▶ **What is asked**:
Collect each line containing "CoWorker".
--- begin The input ---
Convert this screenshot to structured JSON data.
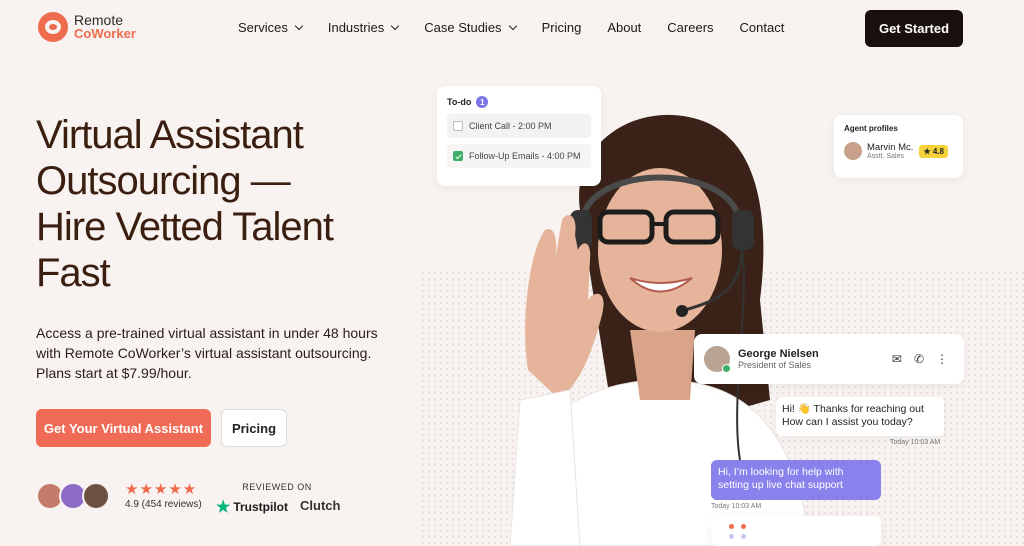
{
  "brand": {
    "line1": "Remote",
    "line2": "CoWorker"
  },
  "nav": {
    "items": [
      {
        "label": "Services",
        "dropdown": true
      },
      {
        "label": "Industries",
        "dropdown": true
      },
      {
        "label": "Case Studies",
        "dropdown": true
      },
      {
        "label": "Pricing",
        "dropdown": false
      },
      {
        "label": "About",
        "dropdown": false
      },
      {
        "label": "Careers",
        "dropdown": false
      },
      {
        "label": "Contact",
        "dropdown": false
      }
    ],
    "cta": "Get Started"
  },
  "hero": {
    "headline_lines": [
      "Virtual Assistant",
      "Outsourcing —",
      "Hire Vetted Talent",
      "Fast"
    ],
    "subtext_lines": [
      "Access a pre-trained virtual assistant in under 48 hours",
      "with Remote CoWorker’s virtual assistant outsourcing.",
      "Plans start at $7.99/hour."
    ],
    "primary_cta": "Get Your Virtual Assistant",
    "secondary_cta": "Pricing"
  },
  "social_proof": {
    "stars": "★★★★★",
    "rating_text": "4.9 (454 reviews)",
    "reviewed_on": "REVIEWED ON",
    "trustpilot": "Trustpilot",
    "clutch": "Clutch"
  },
  "todo": {
    "title": "To-do",
    "count": "1",
    "items": [
      {
        "label": "Client Call - 2:00 PM",
        "checked": false
      },
      {
        "label": "Follow-Up Emails - 4:00 PM",
        "checked": true
      }
    ]
  },
  "agent_profiles": {
    "title": "Agent profiles",
    "name": "Marvin Mc.",
    "role": "Asstt. Sales",
    "score": "★ 4.8"
  },
  "chat": {
    "contact_name": "George Nielsen",
    "contact_role": "President of Sales",
    "incoming": "Hi! 👋 Thanks for reaching out How can I assist you today?",
    "incoming_time": "Today 10:03 AM",
    "outgoing": "Hi, I’m looking for help with setting up live chat support",
    "outgoing_time": "Today 10:03 AM"
  },
  "colors": {
    "accent": "#ef6b55",
    "dark": "#1a0f0c",
    "chat_purple": "#8a82ec",
    "trustpilot_green": "#00b67a"
  }
}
--- end The input ---
▶ **Finished task**:
    "line2": "CoWorker"
      "with Remote CoWorker’s virtual assistant outsourcing.",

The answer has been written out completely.